**Provided records:**
§
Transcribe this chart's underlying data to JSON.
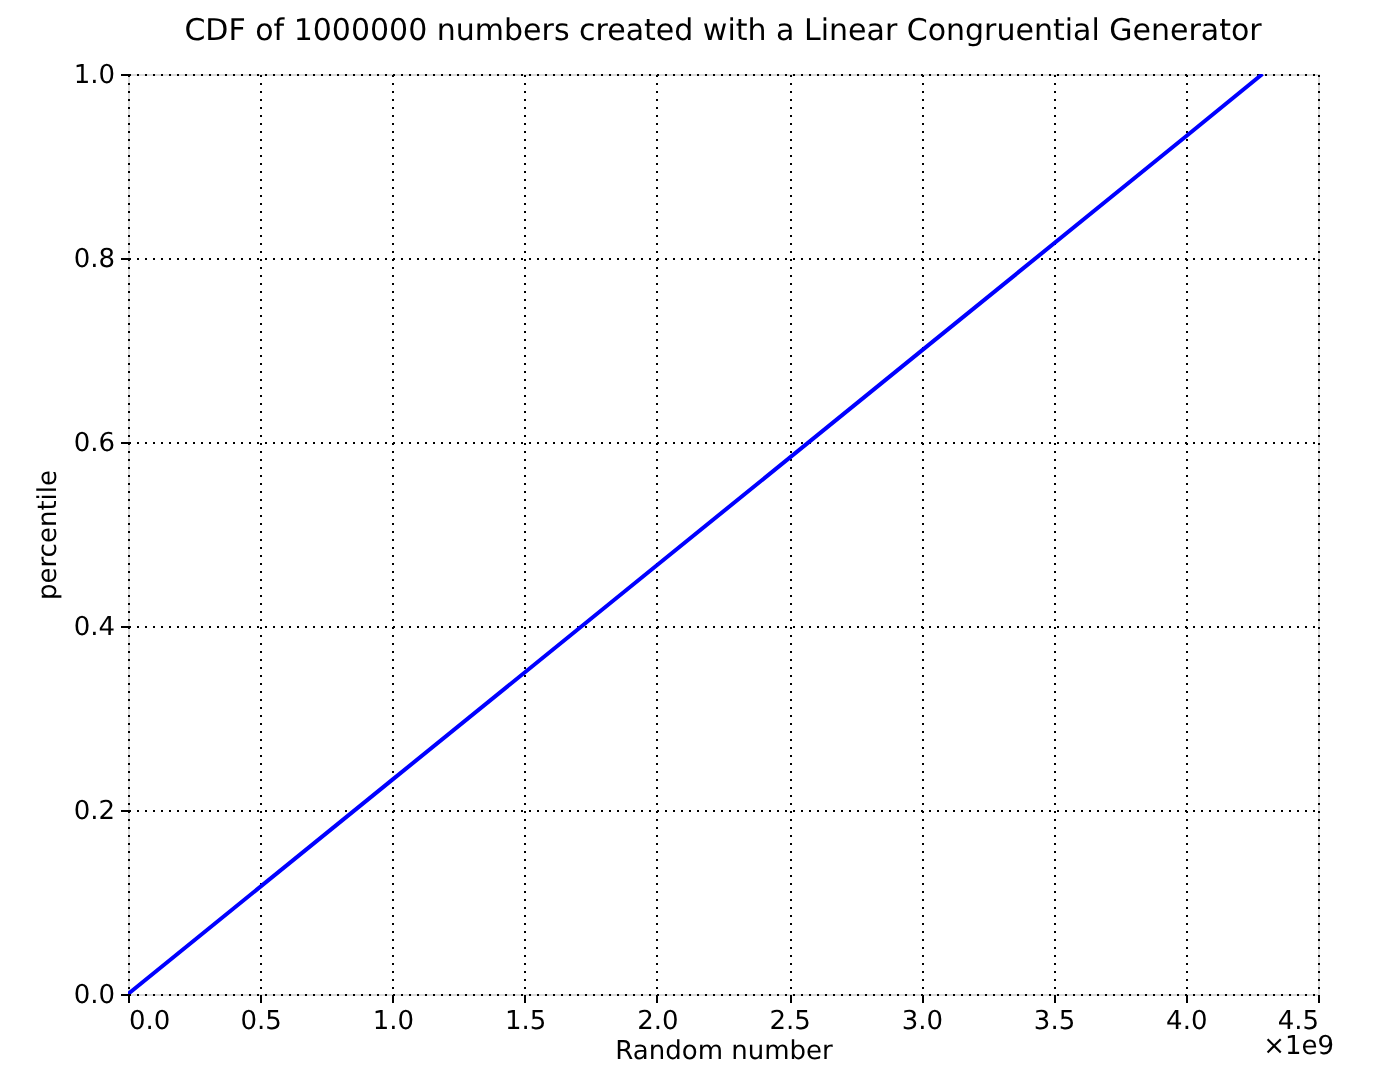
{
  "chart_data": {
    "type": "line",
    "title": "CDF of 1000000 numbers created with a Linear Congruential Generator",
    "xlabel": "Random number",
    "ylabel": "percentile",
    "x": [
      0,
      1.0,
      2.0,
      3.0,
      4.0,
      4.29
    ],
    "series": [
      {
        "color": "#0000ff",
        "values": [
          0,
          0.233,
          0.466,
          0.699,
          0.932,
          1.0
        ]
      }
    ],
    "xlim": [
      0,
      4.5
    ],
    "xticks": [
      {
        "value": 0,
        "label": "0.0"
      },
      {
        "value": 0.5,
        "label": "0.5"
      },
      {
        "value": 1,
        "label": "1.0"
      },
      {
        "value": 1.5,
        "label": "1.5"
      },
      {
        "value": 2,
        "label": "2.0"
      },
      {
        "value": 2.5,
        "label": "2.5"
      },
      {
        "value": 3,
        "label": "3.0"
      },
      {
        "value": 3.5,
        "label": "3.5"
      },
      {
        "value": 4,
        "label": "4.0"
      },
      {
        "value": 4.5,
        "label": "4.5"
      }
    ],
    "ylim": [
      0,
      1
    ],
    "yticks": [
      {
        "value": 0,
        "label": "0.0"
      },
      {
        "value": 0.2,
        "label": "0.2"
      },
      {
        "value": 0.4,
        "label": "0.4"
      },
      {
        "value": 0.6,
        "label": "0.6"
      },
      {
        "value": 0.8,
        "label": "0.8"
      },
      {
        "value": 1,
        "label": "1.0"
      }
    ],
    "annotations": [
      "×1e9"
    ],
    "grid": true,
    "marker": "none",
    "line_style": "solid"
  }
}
§
From start to finish, output the listing exactly, but omit its pictures.

**The output:**
Transcribe this chart's underlying data to JSON.
{
  "chart_data": {
    "type": "line",
    "title": "CDF of 1000000 numbers created with a Linear Congruential Generator",
    "xlabel": "Random number",
    "ylabel": "percentile",
    "x": [
      0,
      1.0,
      2.0,
      3.0,
      4.0,
      4.29
    ],
    "series": [
      {
        "color": "#0000ff",
        "values": [
          0,
          0.233,
          0.466,
          0.699,
          0.932,
          1.0
        ]
      }
    ],
    "xlim": [
      0,
      4.5
    ],
    "xticks": [
      {
        "value": 0,
        "label": "0.0"
      },
      {
        "value": 0.5,
        "label": "0.5"
      },
      {
        "value": 1,
        "label": "1.0"
      },
      {
        "value": 1.5,
        "label": "1.5"
      },
      {
        "value": 2,
        "label": "2.0"
      },
      {
        "value": 2.5,
        "label": "2.5"
      },
      {
        "value": 3,
        "label": "3.0"
      },
      {
        "value": 3.5,
        "label": "3.5"
      },
      {
        "value": 4,
        "label": "4.0"
      },
      {
        "value": 4.5,
        "label": "4.5"
      }
    ],
    "ylim": [
      0,
      1
    ],
    "yticks": [
      {
        "value": 0,
        "label": "0.0"
      },
      {
        "value": 0.2,
        "label": "0.2"
      },
      {
        "value": 0.4,
        "label": "0.4"
      },
      {
        "value": 0.6,
        "label": "0.6"
      },
      {
        "value": 0.8,
        "label": "0.8"
      },
      {
        "value": 1,
        "label": "1.0"
      }
    ],
    "annotations": [
      "×1e9"
    ],
    "grid": true,
    "marker": "none",
    "line_style": "solid"
  }
}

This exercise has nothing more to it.